▸ THE EXERCISE: The entries below need to be written out exactly, with no pictures included.
==== DATA TO USE ====
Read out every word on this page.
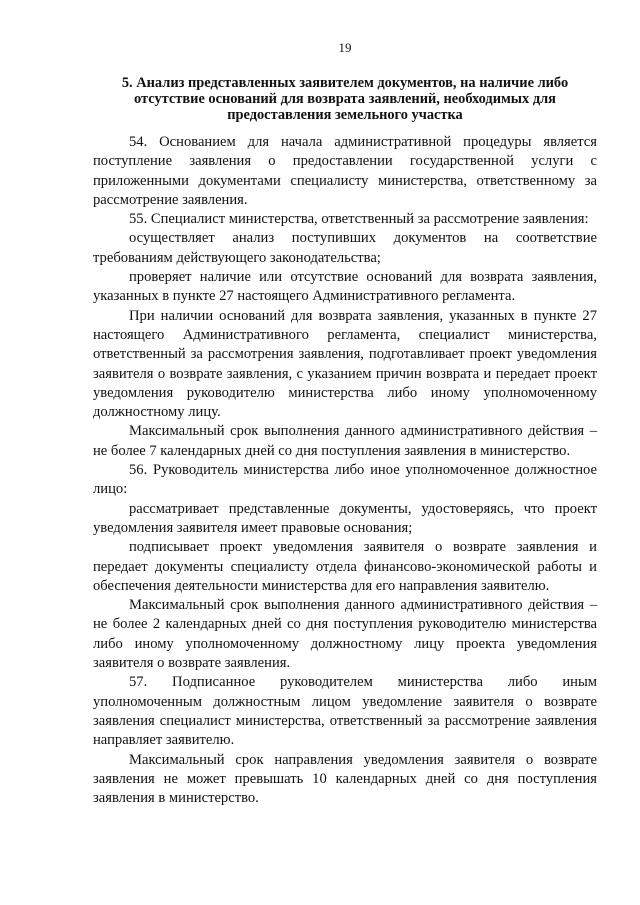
19
5. Анализ представленных заявителем документов, на наличие либо отсутствие оснований для возврата заявлений, необходимых для предоставления земельного участка

54. Основанием для начала административной процедуры является поступление заявления о предоставлении государственной услуги с приложенными документами специалисту министерства, ответственному за рассмотрение заявления.

55. Специалист министерства, ответственный за рассмотрение заявления:

осуществляет анализ поступивших документов на соответствие требованиям действующего законодательства;

проверяет наличие или отсутствие оснований для возврата заявления, указанных в пункте 27 настоящего Административного регламента.

При наличии оснований для возврата заявления, указанных в пункте 27 настоящего Административного регламента, специалист министерства, ответственный за рассмотрения заявления, подготавливает проект уведомления заявителя о возврате заявления, с указанием причин возврата и передает проект уведомления руководителю министерства либо иному уполномоченному должностному лицу.

Максимальный срок выполнения данного административного действия – не более 7 календарных дней со дня поступления заявления в министерство.

56. Руководитель министерства либо иное уполномоченное должностное лицо:

рассматривает представленные документы, удостоверяясь, что проект уведомления заявителя имеет правовые основания;

подписывает проект уведомления заявителя о возврате заявления и передает документы специалисту отдела финансово-экономической работы и обеспечения деятельности министерства для его направления заявителю.

Максимальный срок выполнения данного административного действия – не более 2 календарных дней со дня поступления руководителю министерства либо иному уполномоченному должностному лицу проекта уведомления заявителя о возврате заявления.

57. Подписанное руководителем министерства либо иным уполномоченным должностным лицом уведомление заявителя о возврате заявления специалист министерства, ответственный за рассмотрение заявления направляет заявителю.

Максимальный срок направления уведомления заявителя о возврате заявления не может превышать 10 календарных дней со дня поступления заявления в министерство.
====
▸ ANSWER:
Read out every word on this page.
19
5. Анализ представленных заявителем документов, на наличие либо отсутствие оснований для возврата заявлений, необходимых для предоставления земельного участка

54. Основанием для начала административной процедуры является поступление заявления о предоставлении государственной услуги с приложенными документами специалисту министерства, ответственному за рассмотрение заявления.

55. Специалист министерства, ответственный за рассмотрение заявления:

осуществляет анализ поступивших документов на соответствие требованиям действующего законодательства;

проверяет наличие или отсутствие оснований для возврата заявления, указанных в пункте 27 настоящего Административного регламента.

При наличии оснований для возврата заявления, указанных в пункте 27 настоящего Административного регламента, специалист министерства, ответственный за рассмотрения заявления, подготавливает проект уведомления заявителя о возврате заявления, с указанием причин возврата и передает проект уведомления руководителю министерства либо иному уполномоченному должностному лицу.

Максимальный срок выполнения данного административного действия – не более 7 календарных дней со дня поступления заявления в министерство.

56. Руководитель министерства либо иное уполномоченное должностное лицо:

рассматривает представленные документы, удостоверяясь, что проект уведомления заявителя имеет правовые основания;

подписывает проект уведомления заявителя о возврате заявления и передает документы специалисту отдела финансово-экономической работы и обеспечения деятельности министерства для его направления заявителю.

Максимальный срок выполнения данного административного действия – не более 2 календарных дней со дня поступления руководителю министерства либо иному уполномоченному должностному лицу проекта уведомления заявителя о возврате заявления.

57. Подписанное руководителем министерства либо иным уполномоченным должностным лицом уведомление заявителя о возврате заявления специалист министерства, ответственный за рассмотрение заявления направляет заявителю.

Максимальный срок направления уведомления заявителя о возврате заявления не может превышать 10 календарных дней со дня поступления заявления в министерство.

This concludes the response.